-- Begin Material provided --
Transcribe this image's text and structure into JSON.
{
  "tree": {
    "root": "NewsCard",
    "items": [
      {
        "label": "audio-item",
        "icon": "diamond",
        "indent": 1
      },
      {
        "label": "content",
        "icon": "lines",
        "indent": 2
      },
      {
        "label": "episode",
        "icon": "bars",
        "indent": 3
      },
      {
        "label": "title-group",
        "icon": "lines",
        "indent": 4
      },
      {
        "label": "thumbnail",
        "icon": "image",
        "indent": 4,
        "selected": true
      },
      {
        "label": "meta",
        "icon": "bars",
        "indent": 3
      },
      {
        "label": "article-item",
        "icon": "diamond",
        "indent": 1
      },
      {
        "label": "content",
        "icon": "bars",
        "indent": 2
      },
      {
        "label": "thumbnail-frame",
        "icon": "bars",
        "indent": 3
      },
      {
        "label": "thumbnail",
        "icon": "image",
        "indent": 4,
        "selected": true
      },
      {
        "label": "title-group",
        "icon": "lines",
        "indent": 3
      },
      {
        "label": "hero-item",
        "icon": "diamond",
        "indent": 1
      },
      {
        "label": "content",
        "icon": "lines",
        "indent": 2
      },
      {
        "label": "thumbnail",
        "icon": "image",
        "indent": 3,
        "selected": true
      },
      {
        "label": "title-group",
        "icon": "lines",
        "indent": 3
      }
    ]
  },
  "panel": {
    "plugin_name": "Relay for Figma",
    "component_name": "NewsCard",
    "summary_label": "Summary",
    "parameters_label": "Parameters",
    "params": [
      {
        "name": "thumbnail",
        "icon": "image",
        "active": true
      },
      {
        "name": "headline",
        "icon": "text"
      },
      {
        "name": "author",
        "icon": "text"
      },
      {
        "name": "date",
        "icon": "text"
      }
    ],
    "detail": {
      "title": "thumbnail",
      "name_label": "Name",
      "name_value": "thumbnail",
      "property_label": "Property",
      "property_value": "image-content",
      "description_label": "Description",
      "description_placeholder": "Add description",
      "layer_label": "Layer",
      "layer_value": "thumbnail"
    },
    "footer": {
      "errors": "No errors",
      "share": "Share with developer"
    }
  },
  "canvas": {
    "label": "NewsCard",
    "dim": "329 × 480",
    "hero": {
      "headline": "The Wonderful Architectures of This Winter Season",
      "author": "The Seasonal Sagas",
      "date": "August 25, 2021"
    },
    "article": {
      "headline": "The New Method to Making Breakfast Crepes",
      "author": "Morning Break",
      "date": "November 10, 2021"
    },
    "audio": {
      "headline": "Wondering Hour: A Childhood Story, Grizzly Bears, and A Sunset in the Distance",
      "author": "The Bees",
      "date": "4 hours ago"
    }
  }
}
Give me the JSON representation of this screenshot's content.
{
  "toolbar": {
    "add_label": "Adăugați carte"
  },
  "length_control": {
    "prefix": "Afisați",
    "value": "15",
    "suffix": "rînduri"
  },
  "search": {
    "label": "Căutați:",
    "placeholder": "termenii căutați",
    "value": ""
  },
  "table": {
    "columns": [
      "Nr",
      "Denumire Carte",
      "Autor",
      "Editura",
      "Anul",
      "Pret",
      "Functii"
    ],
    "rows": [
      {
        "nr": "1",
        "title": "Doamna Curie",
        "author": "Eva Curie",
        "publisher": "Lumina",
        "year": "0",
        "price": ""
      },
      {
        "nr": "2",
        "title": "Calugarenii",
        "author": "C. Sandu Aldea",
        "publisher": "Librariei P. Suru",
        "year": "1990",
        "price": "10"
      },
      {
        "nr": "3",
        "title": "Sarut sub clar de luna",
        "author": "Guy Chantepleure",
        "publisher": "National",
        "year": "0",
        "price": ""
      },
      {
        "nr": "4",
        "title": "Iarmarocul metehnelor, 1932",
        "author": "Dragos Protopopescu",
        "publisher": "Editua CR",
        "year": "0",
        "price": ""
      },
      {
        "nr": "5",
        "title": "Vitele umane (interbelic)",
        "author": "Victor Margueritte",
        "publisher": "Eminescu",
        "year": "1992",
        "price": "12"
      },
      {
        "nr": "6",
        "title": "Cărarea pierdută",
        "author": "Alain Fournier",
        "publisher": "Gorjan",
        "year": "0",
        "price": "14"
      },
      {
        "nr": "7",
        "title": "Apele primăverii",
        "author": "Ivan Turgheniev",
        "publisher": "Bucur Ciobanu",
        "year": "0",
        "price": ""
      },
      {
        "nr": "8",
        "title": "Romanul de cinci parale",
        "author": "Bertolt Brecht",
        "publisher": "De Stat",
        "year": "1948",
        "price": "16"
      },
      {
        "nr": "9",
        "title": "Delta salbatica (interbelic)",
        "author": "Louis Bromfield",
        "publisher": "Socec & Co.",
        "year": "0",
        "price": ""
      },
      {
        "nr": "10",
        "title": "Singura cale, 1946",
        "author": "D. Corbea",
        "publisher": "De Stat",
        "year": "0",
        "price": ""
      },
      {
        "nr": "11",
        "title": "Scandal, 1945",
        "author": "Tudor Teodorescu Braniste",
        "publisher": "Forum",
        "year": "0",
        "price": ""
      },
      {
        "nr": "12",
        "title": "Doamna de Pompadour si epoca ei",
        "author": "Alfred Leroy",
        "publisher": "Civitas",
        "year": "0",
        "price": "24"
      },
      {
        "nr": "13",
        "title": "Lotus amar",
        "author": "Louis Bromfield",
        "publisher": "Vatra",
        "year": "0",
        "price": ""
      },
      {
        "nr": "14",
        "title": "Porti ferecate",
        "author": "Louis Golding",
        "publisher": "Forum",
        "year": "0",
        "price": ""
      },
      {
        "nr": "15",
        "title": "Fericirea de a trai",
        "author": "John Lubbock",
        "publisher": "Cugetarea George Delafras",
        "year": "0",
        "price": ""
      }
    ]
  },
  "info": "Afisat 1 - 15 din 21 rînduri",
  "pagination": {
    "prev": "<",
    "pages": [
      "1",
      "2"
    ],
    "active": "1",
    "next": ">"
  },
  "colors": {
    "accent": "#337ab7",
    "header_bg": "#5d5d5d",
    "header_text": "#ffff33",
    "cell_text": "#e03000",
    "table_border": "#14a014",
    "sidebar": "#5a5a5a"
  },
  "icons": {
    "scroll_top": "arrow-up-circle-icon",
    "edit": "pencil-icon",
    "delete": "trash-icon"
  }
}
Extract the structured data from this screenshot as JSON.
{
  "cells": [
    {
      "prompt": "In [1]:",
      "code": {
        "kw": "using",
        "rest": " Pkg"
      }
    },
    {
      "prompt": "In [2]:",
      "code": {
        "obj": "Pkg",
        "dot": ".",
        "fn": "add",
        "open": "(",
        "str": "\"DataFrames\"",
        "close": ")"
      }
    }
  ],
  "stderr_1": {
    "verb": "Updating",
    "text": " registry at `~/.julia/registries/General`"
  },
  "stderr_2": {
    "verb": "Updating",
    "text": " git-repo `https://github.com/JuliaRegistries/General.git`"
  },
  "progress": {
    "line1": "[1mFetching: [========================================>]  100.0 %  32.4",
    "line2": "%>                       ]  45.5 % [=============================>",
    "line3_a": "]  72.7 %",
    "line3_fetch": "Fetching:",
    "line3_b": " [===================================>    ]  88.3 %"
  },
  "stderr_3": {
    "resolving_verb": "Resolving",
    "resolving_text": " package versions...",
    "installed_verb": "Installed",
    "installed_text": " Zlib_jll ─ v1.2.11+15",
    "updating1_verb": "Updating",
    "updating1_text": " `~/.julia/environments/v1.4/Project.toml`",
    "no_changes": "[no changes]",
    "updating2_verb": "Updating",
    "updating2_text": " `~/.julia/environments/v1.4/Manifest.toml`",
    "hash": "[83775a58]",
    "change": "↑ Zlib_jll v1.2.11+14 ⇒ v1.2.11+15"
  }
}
-- End Material provided --
Exercise instructions
Reply with nothing but the number of lines in the data above that contain "Curie".

The answer
2